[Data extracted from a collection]

▼

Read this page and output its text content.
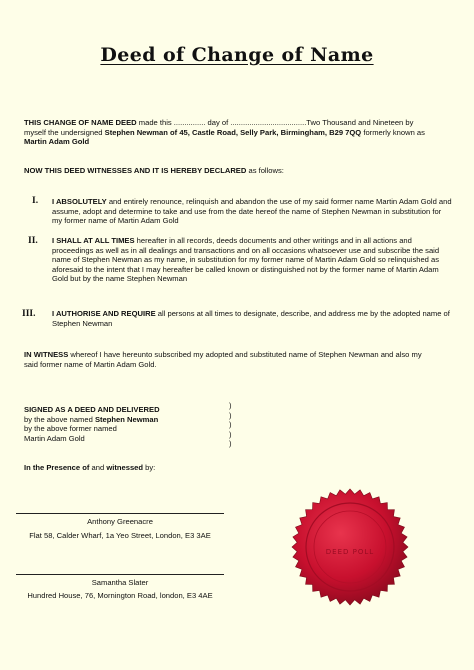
Deed of Change of Name
THIS CHANGE OF NAME DEED made this ............... day of ....................................Two Thousand and Nineteen by myself the undersigned Stephen Newman of 45, Castle Road, Selly Park, Birmingham, B29 7QQ formerly known as Martin Adam Gold
NOW THIS DEED WITNESSES AND IT IS HEREBY DECLARED as follows:
I. I ABSOLUTELY and entirely renounce, relinquish and abandon the use of my said former name Martin Adam Gold and assume, adopt and determine to take and use from the date hereof the name of Stephen Newman in substitution for my former name of Martin Adam Gold
II. I SHALL AT ALL TIMES hereafter in all records, deeds documents and other writings and in all actions and proceedings as well as in all dealings and transactions and on all occasions whatsoever use and subscribe the said name of Stephen Newman as my name, in substitution for my former name of Martin Adam Gold so relinquished as aforesaid to the intent that I may hereafter be called known or distinguished not by the former name of Martin Adam Gold but by the name Stephen Newman
III. I AUTHORISE AND REQUIRE all persons at all times to designate, describe, and address me by the adopted name of Stephen Newman
IN WITNESS whereof I have hereunto subscribed my adopted and substituted name of Stephen Newman and also my said former name of Martin Adam Gold.
SIGNED AS A DEED AND DELIVERED
by the above named Stephen Newman
by the above former named
Martin Adam Gold
)
)
)
)
)
In the Presence of and witnessed by:
Anthony Greenacre
Flat 58, Calder Wharf, 1a Yeo Street, London, E3 3AE
Samantha Slater
Hundred House, 76, Mornington Road, london, E3 4AE
DEED POLL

▲

Skip the images and write out the rest of the listing exactly.

Read this page and output its text content.
Deed of Change of Name
THIS CHANGE OF NAME DEED made this ............... day of ....................................Two Thousand and Nineteen by myself the undersigned Stephen Newman of 45, Castle Road, Selly Park, Birmingham, B29 7QQ formerly known as Martin Adam Gold
NOW THIS DEED WITNESSES AND IT IS HEREBY DECLARED as follows:
I. I ABSOLUTELY and entirely renounce, relinquish and abandon the use of my said former name Martin Adam Gold and assume, adopt and determine to take and use from the date hereof the name of Stephen Newman in substitution for my former name of Martin Adam Gold
II. I SHALL AT ALL TIMES hereafter in all records, deeds documents and other writings and in all actions and proceedings as well as in all dealings and transactions and on all occasions whatsoever use and subscribe the said name of Stephen Newman as my name, in substitution for my former name of Martin Adam Gold so relinquished as aforesaid to the intent that I may hereafter be called known or distinguished not by the former name of Martin Adam Gold but by the name Stephen Newman
III. I AUTHORISE AND REQUIRE all persons at all times to designate, describe, and address me by the adopted name of Stephen Newman
IN WITNESS whereof I have hereunto subscribed my adopted and substituted name of Stephen Newman and also my said former name of Martin Adam Gold.
SIGNED AS A DEED AND DELIVERED
by the above named Stephen Newman
by the above former named
Martin Adam Gold
)
)
)
)
)
In the Presence of and witnessed by:
Anthony Greenacre
Flat 58, Calder Wharf, 1a Yeo Street, London, E3 3AE
Samantha Slater
Hundred House, 76, Mornington Road, london, E3 4AE
DEED POLL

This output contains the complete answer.